TASK INPUTS:
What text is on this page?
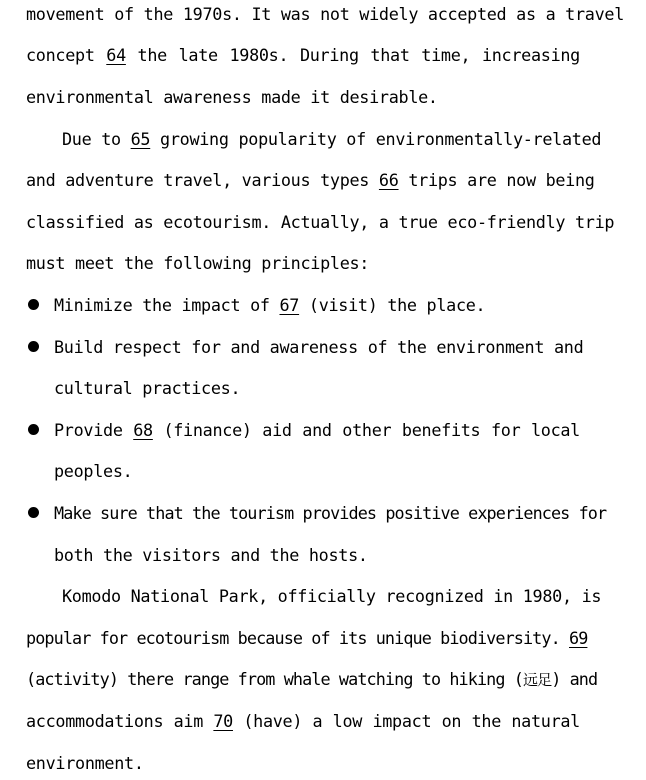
movement of the 1970s. It was not widely accepted as a travel
concept 64 the late 1980s. During that time, increasing
environmental awareness made it desirable.
Due to 65 growing popularity of environmentally-related
and adventure travel, various types 66 trips are now being
classified as ecotourism. Actually, a true eco-friendly trip
must meet the following principles:
Minimize the impact of 67 (visit) the place.
Build respect for and awareness of the environment and
cultural practices.
Provide 68 (finance) aid and other benefits for local
peoples.
Make sure that the tourism provides positive experiences for
both the visitors and the hosts.
Komodo National Park, officially recognized in 1980, is
popular for ecotourism because of its unique biodiversity. 69
(activity) there range from whale watching to hiking (远足) and
accommodations aim 70 (have) a low impact on the natural
environment.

TASK:
Take the entries shown above and quote them verbatim, passing over the pictures.

OUTPUT FOR THIS EXERCISE:
What text is on this page?
movement of the 1970s. It was not widely accepted as a travel
concept 64 the late 1980s. During that time, increasing
environmental awareness made it desirable.
Due to 65 growing popularity of environmentally-related
and adventure travel, various types 66 trips are now being
classified as ecotourism. Actually, a true eco-friendly trip
must meet the following principles:
Minimize the impact of 67 (visit) the place.
Build respect for and awareness of the environment and
cultural practices.
Provide 68 (finance) aid and other benefits for local
peoples.
Make sure that the tourism provides positive experiences for
both the visitors and the hosts.
Komodo National Park, officially recognized in 1980, is
popular for ecotourism because of its unique biodiversity. 69
(activity) there range from whale watching to hiking (远足) and
accommodations aim 70 (have) a low impact on the natural
environment.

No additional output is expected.